Dataset entries on figures:
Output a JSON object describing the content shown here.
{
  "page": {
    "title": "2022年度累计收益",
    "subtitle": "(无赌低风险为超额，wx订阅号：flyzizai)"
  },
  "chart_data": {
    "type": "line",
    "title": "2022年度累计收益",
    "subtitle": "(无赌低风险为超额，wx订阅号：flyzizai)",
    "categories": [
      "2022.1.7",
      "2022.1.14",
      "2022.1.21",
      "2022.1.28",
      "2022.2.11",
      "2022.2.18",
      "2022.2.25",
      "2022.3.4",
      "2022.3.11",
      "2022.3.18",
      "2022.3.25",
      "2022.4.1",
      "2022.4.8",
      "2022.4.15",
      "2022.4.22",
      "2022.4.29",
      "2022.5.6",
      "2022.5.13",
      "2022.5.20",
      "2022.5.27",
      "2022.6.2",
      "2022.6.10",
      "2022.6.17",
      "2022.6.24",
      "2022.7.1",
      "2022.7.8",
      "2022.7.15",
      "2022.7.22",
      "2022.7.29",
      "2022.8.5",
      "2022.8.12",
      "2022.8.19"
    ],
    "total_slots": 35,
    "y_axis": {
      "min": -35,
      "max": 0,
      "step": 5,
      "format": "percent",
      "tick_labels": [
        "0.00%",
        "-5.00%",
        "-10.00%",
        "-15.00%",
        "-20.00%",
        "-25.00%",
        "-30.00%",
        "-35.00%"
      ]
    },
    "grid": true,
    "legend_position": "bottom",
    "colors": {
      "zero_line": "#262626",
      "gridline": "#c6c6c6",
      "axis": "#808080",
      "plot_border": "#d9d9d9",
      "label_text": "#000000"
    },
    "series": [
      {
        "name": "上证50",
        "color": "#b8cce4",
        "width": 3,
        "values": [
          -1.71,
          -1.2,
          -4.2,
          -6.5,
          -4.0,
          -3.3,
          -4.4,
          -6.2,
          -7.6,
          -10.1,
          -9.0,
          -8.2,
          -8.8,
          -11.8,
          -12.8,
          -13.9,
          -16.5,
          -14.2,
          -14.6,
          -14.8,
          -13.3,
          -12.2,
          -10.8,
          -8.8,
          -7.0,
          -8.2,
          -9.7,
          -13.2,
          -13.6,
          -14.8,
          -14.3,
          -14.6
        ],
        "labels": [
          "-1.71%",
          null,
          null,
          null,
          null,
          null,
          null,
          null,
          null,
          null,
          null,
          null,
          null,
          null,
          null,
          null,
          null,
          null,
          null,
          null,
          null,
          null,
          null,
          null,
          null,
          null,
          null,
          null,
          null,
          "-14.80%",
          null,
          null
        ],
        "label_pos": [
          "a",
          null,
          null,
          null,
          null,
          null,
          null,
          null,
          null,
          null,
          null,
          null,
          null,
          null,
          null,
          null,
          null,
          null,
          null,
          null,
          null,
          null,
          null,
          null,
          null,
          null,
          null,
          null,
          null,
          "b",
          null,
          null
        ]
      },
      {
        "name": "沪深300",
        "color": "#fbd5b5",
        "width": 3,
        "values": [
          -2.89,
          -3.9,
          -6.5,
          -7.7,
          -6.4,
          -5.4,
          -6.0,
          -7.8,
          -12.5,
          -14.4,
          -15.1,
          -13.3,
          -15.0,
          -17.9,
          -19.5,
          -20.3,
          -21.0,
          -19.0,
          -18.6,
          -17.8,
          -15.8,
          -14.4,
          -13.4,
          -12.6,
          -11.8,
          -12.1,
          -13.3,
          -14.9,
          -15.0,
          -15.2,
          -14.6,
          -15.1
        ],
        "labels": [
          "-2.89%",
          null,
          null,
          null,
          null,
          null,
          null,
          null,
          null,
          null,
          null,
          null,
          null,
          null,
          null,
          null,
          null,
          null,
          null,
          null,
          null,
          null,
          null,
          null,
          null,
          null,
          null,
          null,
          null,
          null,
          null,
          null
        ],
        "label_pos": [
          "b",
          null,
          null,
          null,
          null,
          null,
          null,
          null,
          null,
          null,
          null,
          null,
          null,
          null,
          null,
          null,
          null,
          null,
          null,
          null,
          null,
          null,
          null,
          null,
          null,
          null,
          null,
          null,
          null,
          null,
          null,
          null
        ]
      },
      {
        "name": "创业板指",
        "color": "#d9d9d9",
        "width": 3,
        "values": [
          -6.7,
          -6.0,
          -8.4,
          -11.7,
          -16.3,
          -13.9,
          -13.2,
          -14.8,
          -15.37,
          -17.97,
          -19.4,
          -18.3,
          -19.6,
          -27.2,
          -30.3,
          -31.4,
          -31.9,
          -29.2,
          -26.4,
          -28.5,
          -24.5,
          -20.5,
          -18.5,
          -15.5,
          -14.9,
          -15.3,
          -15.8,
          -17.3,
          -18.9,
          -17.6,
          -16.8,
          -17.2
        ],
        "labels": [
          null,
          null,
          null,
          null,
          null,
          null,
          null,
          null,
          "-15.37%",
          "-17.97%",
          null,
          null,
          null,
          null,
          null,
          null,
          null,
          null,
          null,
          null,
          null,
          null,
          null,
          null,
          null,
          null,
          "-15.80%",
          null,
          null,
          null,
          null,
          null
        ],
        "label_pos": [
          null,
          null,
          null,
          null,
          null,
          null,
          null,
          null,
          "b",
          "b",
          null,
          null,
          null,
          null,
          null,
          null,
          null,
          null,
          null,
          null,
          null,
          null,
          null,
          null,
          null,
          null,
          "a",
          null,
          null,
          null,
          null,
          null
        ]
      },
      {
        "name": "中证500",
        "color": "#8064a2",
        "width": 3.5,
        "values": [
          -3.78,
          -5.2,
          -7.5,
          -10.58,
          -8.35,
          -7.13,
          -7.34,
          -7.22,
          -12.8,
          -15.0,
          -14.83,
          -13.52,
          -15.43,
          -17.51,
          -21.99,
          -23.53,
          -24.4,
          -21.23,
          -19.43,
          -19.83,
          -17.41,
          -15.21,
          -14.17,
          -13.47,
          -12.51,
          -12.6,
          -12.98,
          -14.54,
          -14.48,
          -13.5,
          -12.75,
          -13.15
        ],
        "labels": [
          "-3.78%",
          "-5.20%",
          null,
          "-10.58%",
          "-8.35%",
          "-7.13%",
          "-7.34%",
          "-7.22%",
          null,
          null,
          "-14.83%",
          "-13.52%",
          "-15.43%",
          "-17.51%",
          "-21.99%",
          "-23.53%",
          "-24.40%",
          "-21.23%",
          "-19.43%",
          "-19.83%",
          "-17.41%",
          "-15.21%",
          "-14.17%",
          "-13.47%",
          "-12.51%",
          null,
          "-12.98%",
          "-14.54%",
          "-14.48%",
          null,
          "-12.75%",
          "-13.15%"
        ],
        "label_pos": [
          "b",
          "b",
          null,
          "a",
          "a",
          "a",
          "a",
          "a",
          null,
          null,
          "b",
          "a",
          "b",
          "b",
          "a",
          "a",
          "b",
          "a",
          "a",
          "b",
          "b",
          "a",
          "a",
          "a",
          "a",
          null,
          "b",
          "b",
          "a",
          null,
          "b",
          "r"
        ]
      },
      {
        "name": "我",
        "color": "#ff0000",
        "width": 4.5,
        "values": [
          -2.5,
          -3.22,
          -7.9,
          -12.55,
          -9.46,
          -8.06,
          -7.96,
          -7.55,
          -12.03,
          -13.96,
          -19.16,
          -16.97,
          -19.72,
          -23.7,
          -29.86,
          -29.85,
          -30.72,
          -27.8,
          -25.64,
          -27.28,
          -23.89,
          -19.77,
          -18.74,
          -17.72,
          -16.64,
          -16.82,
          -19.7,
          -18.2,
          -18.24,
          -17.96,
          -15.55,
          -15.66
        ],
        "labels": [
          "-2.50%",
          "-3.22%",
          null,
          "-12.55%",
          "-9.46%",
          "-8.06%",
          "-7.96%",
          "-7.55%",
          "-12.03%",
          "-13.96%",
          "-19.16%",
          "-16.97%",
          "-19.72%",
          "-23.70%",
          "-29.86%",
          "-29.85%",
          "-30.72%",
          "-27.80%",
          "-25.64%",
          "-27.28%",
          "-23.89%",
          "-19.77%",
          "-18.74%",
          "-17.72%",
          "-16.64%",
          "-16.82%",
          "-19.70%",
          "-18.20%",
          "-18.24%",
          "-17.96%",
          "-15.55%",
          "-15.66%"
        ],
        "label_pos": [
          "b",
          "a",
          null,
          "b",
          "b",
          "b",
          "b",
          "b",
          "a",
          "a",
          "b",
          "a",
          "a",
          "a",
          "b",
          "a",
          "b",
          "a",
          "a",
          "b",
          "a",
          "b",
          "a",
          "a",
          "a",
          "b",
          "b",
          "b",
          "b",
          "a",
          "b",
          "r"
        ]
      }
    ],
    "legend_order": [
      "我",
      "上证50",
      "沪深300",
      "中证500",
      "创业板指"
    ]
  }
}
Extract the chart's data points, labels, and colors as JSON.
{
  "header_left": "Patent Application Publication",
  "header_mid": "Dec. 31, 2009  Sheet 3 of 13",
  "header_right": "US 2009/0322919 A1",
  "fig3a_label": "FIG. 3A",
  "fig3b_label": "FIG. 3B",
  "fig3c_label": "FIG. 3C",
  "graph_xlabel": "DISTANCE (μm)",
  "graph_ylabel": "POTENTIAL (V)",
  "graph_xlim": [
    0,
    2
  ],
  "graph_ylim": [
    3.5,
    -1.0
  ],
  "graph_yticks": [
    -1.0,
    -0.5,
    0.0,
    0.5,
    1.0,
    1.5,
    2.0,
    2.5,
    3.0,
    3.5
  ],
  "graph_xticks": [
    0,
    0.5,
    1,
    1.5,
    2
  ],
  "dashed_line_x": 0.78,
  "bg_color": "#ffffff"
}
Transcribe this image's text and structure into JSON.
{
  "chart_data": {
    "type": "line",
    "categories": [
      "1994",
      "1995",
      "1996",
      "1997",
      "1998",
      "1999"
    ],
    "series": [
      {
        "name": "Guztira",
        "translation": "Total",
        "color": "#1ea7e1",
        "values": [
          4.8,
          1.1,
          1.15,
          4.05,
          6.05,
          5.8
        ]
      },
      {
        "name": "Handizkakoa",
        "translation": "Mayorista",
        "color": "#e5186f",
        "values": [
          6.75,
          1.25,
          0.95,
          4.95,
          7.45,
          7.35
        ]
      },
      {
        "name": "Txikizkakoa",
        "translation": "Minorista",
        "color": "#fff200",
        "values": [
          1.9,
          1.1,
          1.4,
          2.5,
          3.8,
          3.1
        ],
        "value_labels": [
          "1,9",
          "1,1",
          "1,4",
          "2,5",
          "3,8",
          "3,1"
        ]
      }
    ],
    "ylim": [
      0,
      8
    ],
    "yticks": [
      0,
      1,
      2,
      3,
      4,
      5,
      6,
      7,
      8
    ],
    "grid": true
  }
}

*TASK OBJECTIVE:* Repeat only the lines running from the line that contains "Transcribe this image's" through the last line above, inclusive.

*FULL OUTPUT:*
Transcribe this image's text and structure into JSON.
{
  "chart_data": {
    "type": "line",
    "categories": [
      "1994",
      "1995",
      "1996",
      "1997",
      "1998",
      "1999"
    ],
    "series": [
      {
        "name": "Guztira",
        "translation": "Total",
        "color": "#1ea7e1",
        "values": [
          4.8,
          1.1,
          1.15,
          4.05,
          6.05,
          5.8
        ]
      },
      {
        "name": "Handizkakoa",
        "translation": "Mayorista",
        "color": "#e5186f",
        "values": [
          6.75,
          1.25,
          0.95,
          4.95,
          7.45,
          7.35
        ]
      },
      {
        "name": "Txikizkakoa",
        "translation": "Minorista",
        "color": "#fff200",
        "values": [
          1.9,
          1.1,
          1.4,
          2.5,
          3.8,
          3.1
        ],
        "value_labels": [
          "1,9",
          "1,1",
          "1,4",
          "2,5",
          "3,8",
          "3,1"
        ]
      }
    ],
    "ylim": [
      0,
      8
    ],
    "yticks": [
      0,
      1,
      2,
      3,
      4,
      5,
      6,
      7,
      8
    ],
    "grid": true
  }
}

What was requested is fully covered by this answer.